→ **WRITTEN REQUEST**
Reproduce the records below in full and exactly, without their images.

Stored data entries:
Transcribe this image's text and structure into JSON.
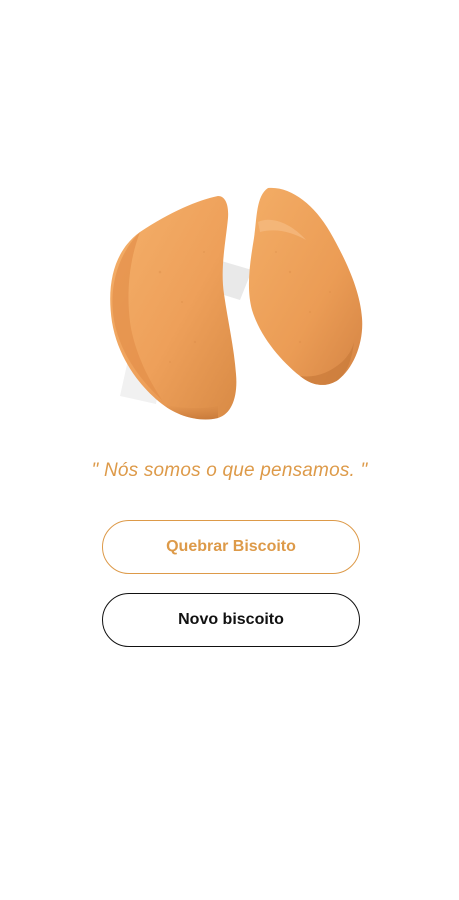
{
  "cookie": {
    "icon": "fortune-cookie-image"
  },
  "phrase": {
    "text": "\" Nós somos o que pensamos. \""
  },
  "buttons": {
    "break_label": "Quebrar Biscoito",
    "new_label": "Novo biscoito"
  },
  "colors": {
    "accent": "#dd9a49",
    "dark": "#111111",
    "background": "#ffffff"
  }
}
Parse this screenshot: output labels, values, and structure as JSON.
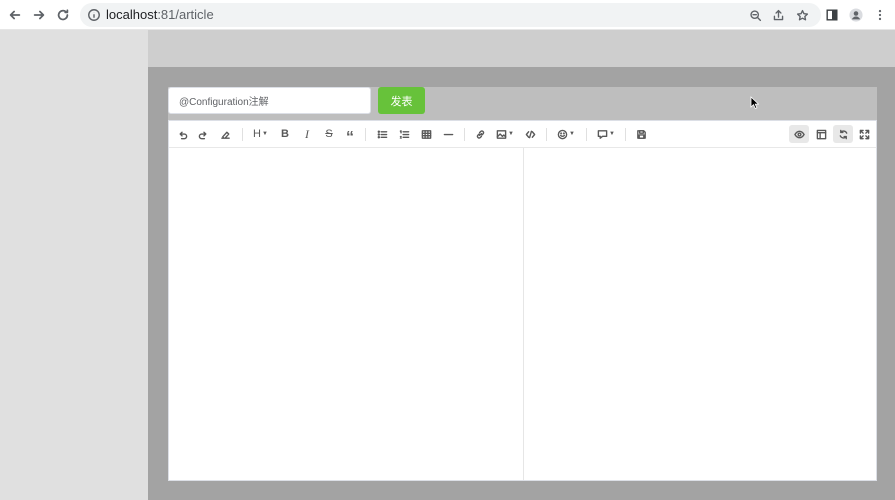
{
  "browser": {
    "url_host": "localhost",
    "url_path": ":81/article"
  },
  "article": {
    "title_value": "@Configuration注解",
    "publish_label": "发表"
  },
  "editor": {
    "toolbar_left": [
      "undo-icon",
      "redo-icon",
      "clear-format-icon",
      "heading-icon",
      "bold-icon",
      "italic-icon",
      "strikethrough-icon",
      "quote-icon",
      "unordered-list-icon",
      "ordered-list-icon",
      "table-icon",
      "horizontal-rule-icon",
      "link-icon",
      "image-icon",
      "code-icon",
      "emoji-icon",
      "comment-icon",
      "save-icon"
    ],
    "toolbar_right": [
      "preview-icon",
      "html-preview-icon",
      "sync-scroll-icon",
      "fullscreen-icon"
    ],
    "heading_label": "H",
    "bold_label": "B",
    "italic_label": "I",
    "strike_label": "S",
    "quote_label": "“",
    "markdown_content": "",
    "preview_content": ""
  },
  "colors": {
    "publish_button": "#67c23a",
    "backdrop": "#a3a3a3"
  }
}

→ **OUTPUT FOR THIS TASK**
Transcribe this image's text and structure into JSON.
{
  "cookie": {
    "icon": "fortune-cookie-image"
  },
  "phrase": {
    "text": "\" Nós somos o que pensamos. \""
  },
  "buttons": {
    "break_label": "Quebrar Biscoito",
    "new_label": "Novo biscoito"
  },
  "colors": {
    "accent": "#dd9a49",
    "dark": "#111111",
    "background": "#ffffff"
  }
}
Parse this screenshot: output labels, values, and structure as JSON.
{
  "browser": {
    "url_host": "localhost",
    "url_path": ":81/article"
  },
  "article": {
    "title_value": "@Configuration注解",
    "publish_label": "发表"
  },
  "editor": {
    "toolbar_left": [
      "undo-icon",
      "redo-icon",
      "clear-format-icon",
      "heading-icon",
      "bold-icon",
      "italic-icon",
      "strikethrough-icon",
      "quote-icon",
      "unordered-list-icon",
      "ordered-list-icon",
      "table-icon",
      "horizontal-rule-icon",
      "link-icon",
      "image-icon",
      "code-icon",
      "emoji-icon",
      "comment-icon",
      "save-icon"
    ],
    "toolbar_right": [
      "preview-icon",
      "html-preview-icon",
      "sync-scroll-icon",
      "fullscreen-icon"
    ],
    "heading_label": "H",
    "bold_label": "B",
    "italic_label": "I",
    "strike_label": "S",
    "quote_label": "“",
    "markdown_content": "",
    "preview_content": ""
  },
  "colors": {
    "publish_button": "#67c23a",
    "backdrop": "#a3a3a3"
  }
}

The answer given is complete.